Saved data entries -
========================================================================

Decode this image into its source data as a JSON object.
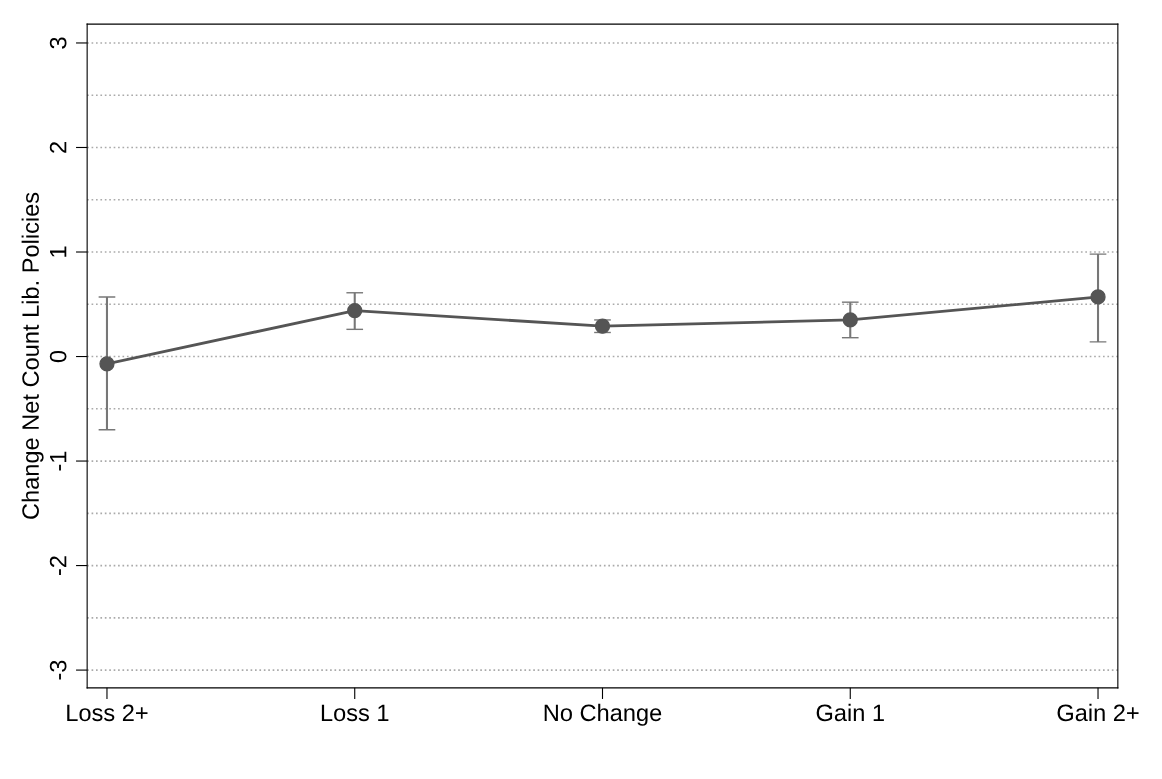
{
  "chart_data": {
    "type": "line",
    "ylabel": "Change Net Count Lib. Policies",
    "categories": [
      "Loss 2+",
      "Loss 1",
      "No Change",
      "Gain 1",
      "Gain 2+"
    ],
    "series": [
      {
        "color": "#555555",
        "values": [
          -0.07,
          0.44,
          0.29,
          0.35,
          0.57
        ],
        "errors": [
          [
            -0.7,
            0.57
          ],
          [
            0.26,
            0.61
          ],
          [
            0.23,
            0.35
          ],
          [
            0.18,
            0.52
          ],
          [
            0.14,
            0.98
          ]
        ]
      }
    ],
    "ylim": [
      -3.17,
      3.18
    ],
    "yticks": [
      -3,
      {
        "value": -2.5,
        "label": null
      },
      -2,
      {
        "value": -1.5,
        "label": null
      },
      -1,
      {
        "value": -0.5,
        "label": null
      },
      0,
      {
        "value": 0.5,
        "label": null
      },
      1,
      {
        "value": 1.5,
        "label": null
      },
      2,
      {
        "value": 2.5,
        "label": null
      },
      3
    ],
    "grid": "y",
    "marker": "circle",
    "line_style": "solid"
  }
}
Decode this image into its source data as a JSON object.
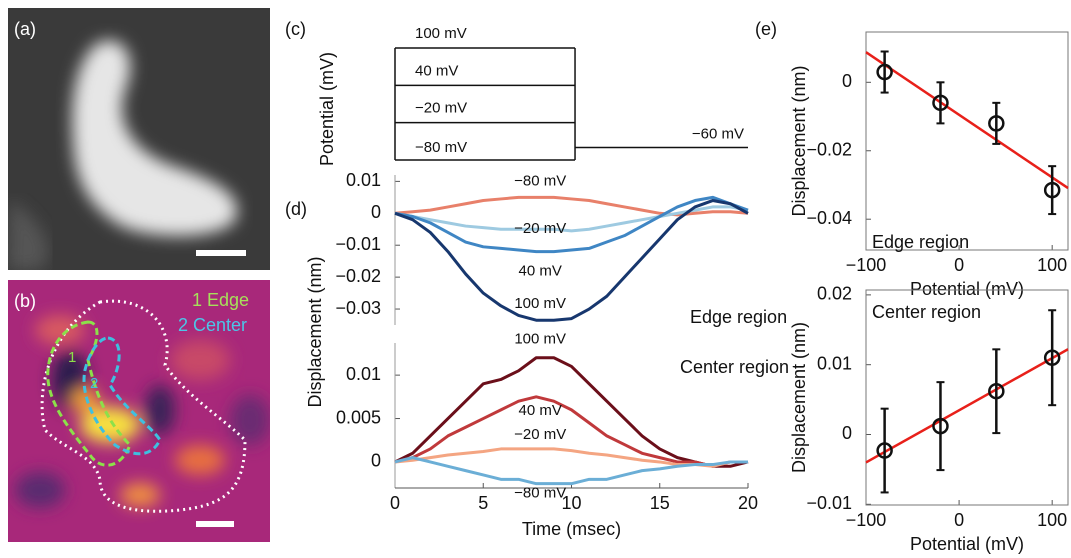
{
  "panels": {
    "a": {
      "label": "(a)"
    },
    "b": {
      "label": "(b)",
      "legend": [
        "1 Edge",
        "2 Center"
      ],
      "region_labels": [
        "1",
        "2"
      ]
    }
  },
  "chart_data": [
    {
      "type": "step",
      "label": "(c)",
      "ylabel": "Potential (mV)",
      "values": [
        100,
        40,
        -20,
        -80
      ],
      "value_labels": [
        "100 mV",
        "40 mV",
        "−20 mV",
        "−80 mV"
      ],
      "holding": -60,
      "holding_label": "−60 mV",
      "step_x": [
        0,
        10.2
      ],
      "xlim": [
        0,
        20
      ],
      "ylim": [
        -80,
        100
      ]
    },
    {
      "type": "line",
      "label": "(d)",
      "ylabel": "Displacement (nm)",
      "annotation": "Edge region",
      "x": [
        0,
        1,
        2,
        3,
        4,
        5,
        6,
        7,
        8,
        9,
        10,
        11,
        12,
        13,
        14,
        15,
        16,
        17,
        18,
        19,
        20
      ],
      "xlim": [
        0,
        20
      ],
      "ylim": [
        -0.035,
        0.012
      ],
      "yticks": [
        0.01,
        0,
        {
          "value": -0.01,
          "label": "−0.01"
        },
        {
          "value": -0.02,
          "label": "−0.02"
        },
        {
          "value": -0.03,
          "label": "−0.03"
        }
      ],
      "series": [
        {
          "name": "−80 mV",
          "color": "#e8806a",
          "values": [
            0,
            0.0005,
            0.001,
            0.002,
            0.003,
            0.004,
            0.0045,
            0.005,
            0.005,
            0.005,
            0.0045,
            0.004,
            0.003,
            0.002,
            0.001,
            0,
            -0.0005,
            0,
            0.0005,
            0.0005,
            0
          ]
        },
        {
          "name": "−20 mV",
          "color": "#9ecae1",
          "values": [
            0,
            -0.001,
            -0.002,
            -0.003,
            -0.004,
            -0.0045,
            -0.005,
            -0.005,
            -0.005,
            -0.005,
            -0.0055,
            -0.005,
            -0.004,
            -0.003,
            -0.002,
            -0.001,
            0,
            0.001,
            0.002,
            0.002,
            0.001
          ]
        },
        {
          "name": "40 mV",
          "color": "#3f86c4",
          "values": [
            0,
            -0.001,
            -0.003,
            -0.006,
            -0.009,
            -0.0105,
            -0.011,
            -0.0115,
            -0.012,
            -0.012,
            -0.0115,
            -0.011,
            -0.009,
            -0.007,
            -0.004,
            -0.001,
            0.002,
            0.004,
            0.005,
            0.003,
            0.001
          ]
        },
        {
          "name": "100 mV",
          "color": "#17376e",
          "values": [
            0,
            -0.002,
            -0.006,
            -0.012,
            -0.019,
            -0.025,
            -0.029,
            -0.032,
            -0.0335,
            -0.0335,
            -0.033,
            -0.03,
            -0.026,
            -0.02,
            -0.014,
            -0.008,
            -0.002,
            0.002,
            0.004,
            0.003,
            0
          ]
        }
      ]
    },
    {
      "type": "line",
      "xlabel": "Time (msec)",
      "annotation": "Center region",
      "x": [
        0,
        1,
        2,
        3,
        4,
        5,
        6,
        7,
        8,
        9,
        10,
        11,
        12,
        13,
        14,
        15,
        16,
        17,
        18,
        19,
        20
      ],
      "xlim": [
        0,
        20
      ],
      "xticks": [
        0,
        5,
        10,
        15,
        20
      ],
      "ylim": [
        -0.003,
        0.0137
      ],
      "yticks": [
        0.01,
        0.005,
        0
      ],
      "series": [
        {
          "name": "100 mV",
          "color": "#6b0f1a",
          "values": [
            0,
            0.001,
            0.003,
            0.005,
            0.007,
            0.009,
            0.0095,
            0.0105,
            0.012,
            0.012,
            0.011,
            0.009,
            0.007,
            0.005,
            0.003,
            0.0015,
            0.0005,
            0,
            -0.0005,
            -0.0005,
            0
          ]
        },
        {
          "name": "40 mV",
          "color": "#c0393b",
          "values": [
            0,
            0.0005,
            0.0015,
            0.003,
            0.004,
            0.005,
            0.006,
            0.007,
            0.0075,
            0.007,
            0.006,
            0.0045,
            0.003,
            0.002,
            0.001,
            0.0005,
            0,
            0,
            -0.0005,
            0,
            0
          ]
        },
        {
          "name": "−20 mV",
          "color": "#f4a582",
          "values": [
            0,
            0.0002,
            0.0005,
            0.0008,
            0.001,
            0.0012,
            0.0015,
            0.0015,
            0.0015,
            0.0015,
            0.0013,
            0.001,
            0.0008,
            0.0005,
            0.0002,
            0,
            -0.0003,
            -0.0003,
            -0.0005,
            0,
            0
          ]
        },
        {
          "name": "−80 mV",
          "color": "#6baed6",
          "values": [
            0,
            0.0005,
            0,
            -0.0005,
            -0.001,
            -0.0015,
            -0.002,
            -0.002,
            -0.0025,
            -0.0025,
            -0.0025,
            -0.002,
            -0.002,
            -0.0015,
            -0.001,
            -0.0008,
            -0.0005,
            -0.0003,
            -0.0003,
            0,
            0
          ]
        }
      ]
    },
    {
      "type": "scatter",
      "label": "(e)",
      "xlabel": "Potential (mV)",
      "ylabel": "Displacement (nm)",
      "annotation": "Edge region",
      "x": [
        -80,
        -20,
        40,
        100
      ],
      "values": [
        0.003,
        -0.006,
        -0.012,
        -0.0315
      ],
      "errors": [
        0.006,
        0.006,
        0.006,
        0.007
      ],
      "fit": {
        "slope": -0.000183,
        "intercept": -0.0095,
        "color": "#e8201a"
      },
      "xlim": [
        -100,
        117
      ],
      "xticks": [
        {
          "value": -100,
          "label": "−100"
        },
        0,
        100
      ],
      "ylim": [
        -0.049,
        0.0147
      ],
      "yticks": [
        0,
        {
          "value": -0.02,
          "label": "−0.02"
        },
        {
          "value": -0.04,
          "label": "−0.04"
        }
      ]
    },
    {
      "type": "scatter",
      "xlabel": "Potential (mV)",
      "ylabel": "Displacement (nm)",
      "annotation": "Center region",
      "x": [
        -80,
        -20,
        40,
        100
      ],
      "values": [
        -0.0023,
        0.0012,
        0.0062,
        0.011
      ],
      "errors": [
        0.006,
        0.0063,
        0.006,
        0.0068
      ],
      "fit": {
        "slope": 7.47e-05,
        "intercept": 0.00347,
        "color": "#e8201a"
      },
      "xlim": [
        -100,
        117
      ],
      "xticks": [
        {
          "value": -100,
          "label": "−100"
        },
        0,
        100
      ],
      "ylim": [
        -0.0101,
        0.0207
      ],
      "yticks": [
        0.02,
        0.01,
        0,
        {
          "value": -0.01,
          "label": "−0.01"
        }
      ]
    }
  ]
}
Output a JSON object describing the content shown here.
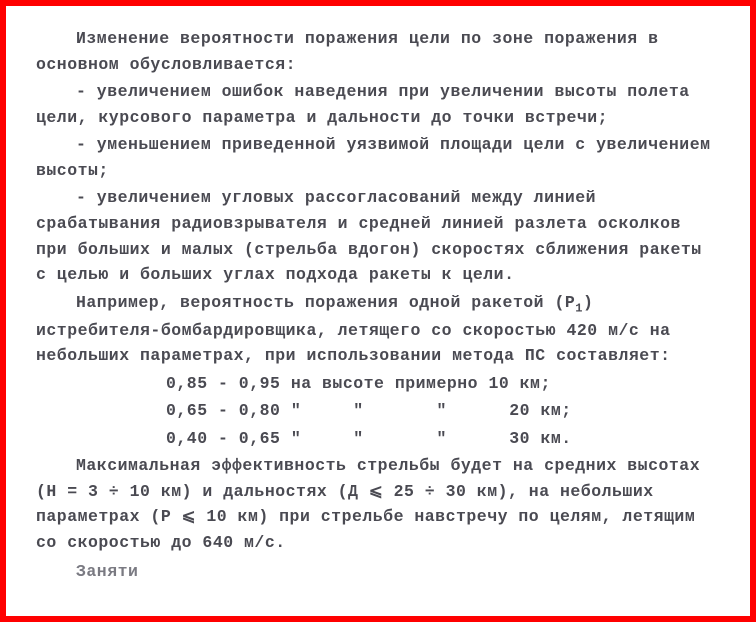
{
  "text_color": "#4a4a52",
  "border_color": "#ff0000",
  "background_color": "#ffffff",
  "font_family": "Courier New",
  "font_size_pt": 12,
  "font_weight": "bold",
  "paragraphs": {
    "p1": "Изменение вероятности поражения цели по зоне поражения в основном обусловливается:",
    "b1": "- увеличением ошибок наведения при увеличении высоты полета цели, курсового параметра и дальности до точки встречи;",
    "b2": "- уменьшением приведенной уязвимой площади цели с увеличением высоты;",
    "b3": "- увеличением угловых рассогласований между линией срабатывания радиовзрывателя и средней линией разлета осколков при больших и малых (стрельба вдогон) скоростях сближения ракеты с целью и больших углах подхода ракеты к цели.",
    "p2_a": "Например, вероятность поражения одной ракетой (Р",
    "p2_sub": "1",
    "p2_b": ") истребителя-бомбардировщика, летящего со скоростью 420 м/с на небольших параметрах, при использовании метода ПС составляет:",
    "row1": "0,85 - 0,95 на высоте примерно 10 км;",
    "row2": "0,65 - 0,80 \"     \"       \"      20 км;",
    "row3": "0,40 - 0,65 \"     \"       \"      30 км.",
    "p3": "Максимальная эффективность стрельбы будет на средних высотах (Н = 3 ÷ 10 км) и дальностях (Д ⩽ 25 ÷ 30 км), на небольших параметрах (Р ⩽ 10 км) при стрельбе навстречу по целям, летящим со скоростью до 640 м/с.",
    "partial": "Заняти "
  },
  "data_values": {
    "rows": [
      {
        "low": 0.85,
        "high": 0.95,
        "altitude_km": 10
      },
      {
        "low": 0.65,
        "high": 0.8,
        "altitude_km": 20
      },
      {
        "low": 0.4,
        "high": 0.65,
        "altitude_km": 30
      }
    ],
    "speed_ms": 420,
    "max_speed_ms": 640,
    "altitude_range_km": [
      3,
      10
    ],
    "range_km": [
      25,
      30
    ],
    "param_max_km": 10
  }
}
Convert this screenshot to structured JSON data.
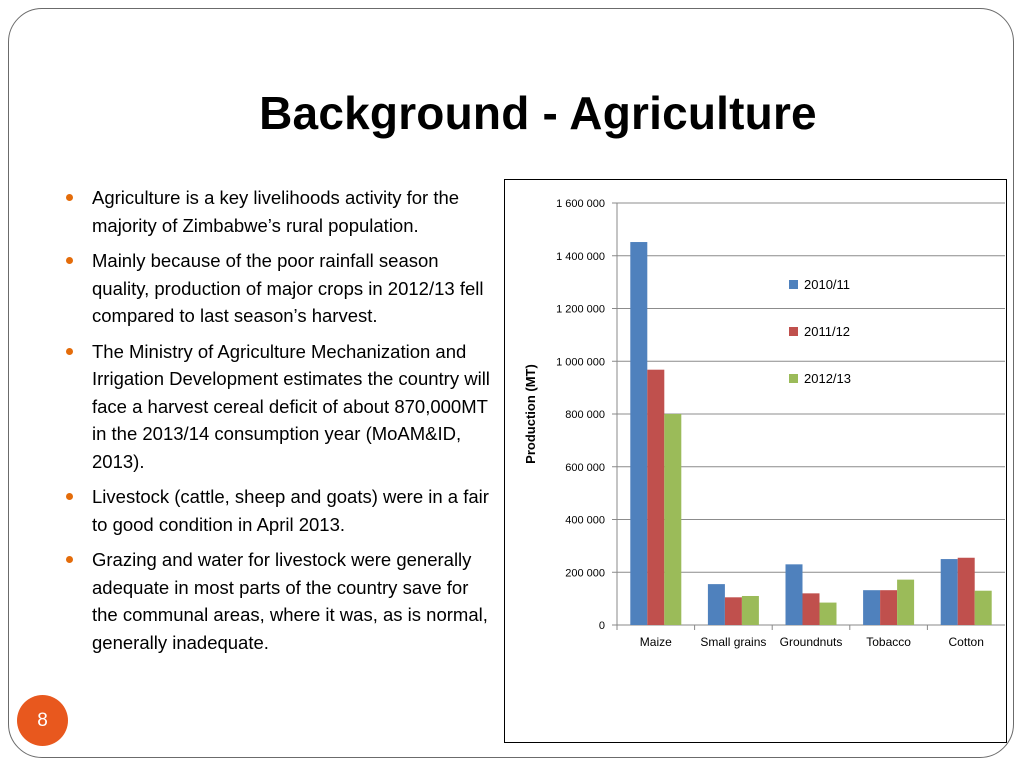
{
  "slide": {
    "title": "Background - Agriculture",
    "page_number": "8",
    "bullets": [
      "Agriculture is a key livelihoods activity for the majority of Zimbabwe’s rural population.",
      "Mainly because of the poor  rainfall season quality, production of major crops in 2012/13 fell compared to last season’s harvest.",
      "The Ministry of Agriculture Mechanization and Irrigation Development estimates the country will face a harvest cereal deficit of about 870,000MT in the 2013/14 consumption year (MoAM&ID, 2013).",
      "Livestock (cattle, sheep and goats)  were in a fair to good condition in April 2013.",
      "Grazing and water for livestock were generally adequate in most parts of the country save for the communal areas, where it was, as is normal, generally inadequate."
    ],
    "bullet_color": "#e46c0a",
    "badge_color": "#e8581e"
  },
  "chart_data": {
    "type": "bar",
    "title": "",
    "xlabel": "",
    "ylabel": "Production (MT)",
    "ylim": [
      0,
      1600000
    ],
    "yticks": [
      0,
      200000,
      400000,
      600000,
      800000,
      1000000,
      1200000,
      1400000,
      1600000
    ],
    "ytick_labels": [
      "0",
      "200 000",
      "400 000",
      "600 000",
      "800 000",
      "1 000 000",
      "1 200 000",
      "1 400 000",
      "1 600 000"
    ],
    "grid": true,
    "legend_position": "right",
    "categories": [
      "Maize",
      "Small grains",
      "Groundnuts",
      "Tobacco",
      "Cotton"
    ],
    "series": [
      {
        "name": "2010/11",
        "color": "#4f81bd",
        "values": [
          1452000,
          155000,
          230000,
          132000,
          250000
        ]
      },
      {
        "name": "2011/12",
        "color": "#c0504d",
        "values": [
          968000,
          105000,
          120000,
          132000,
          255000
        ]
      },
      {
        "name": "2012/13",
        "color": "#9bbb59",
        "values": [
          800000,
          110000,
          85000,
          172000,
          130000
        ]
      }
    ]
  }
}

========================================================================

Goal -
From the listing above, copy all lines holding the word "type".

Solution -
    "type": "line",
      "type": "step",
      "type": "line",
      "type": "line",
      "type": "scatter",
      "type": "scatter",
    "type": "bar",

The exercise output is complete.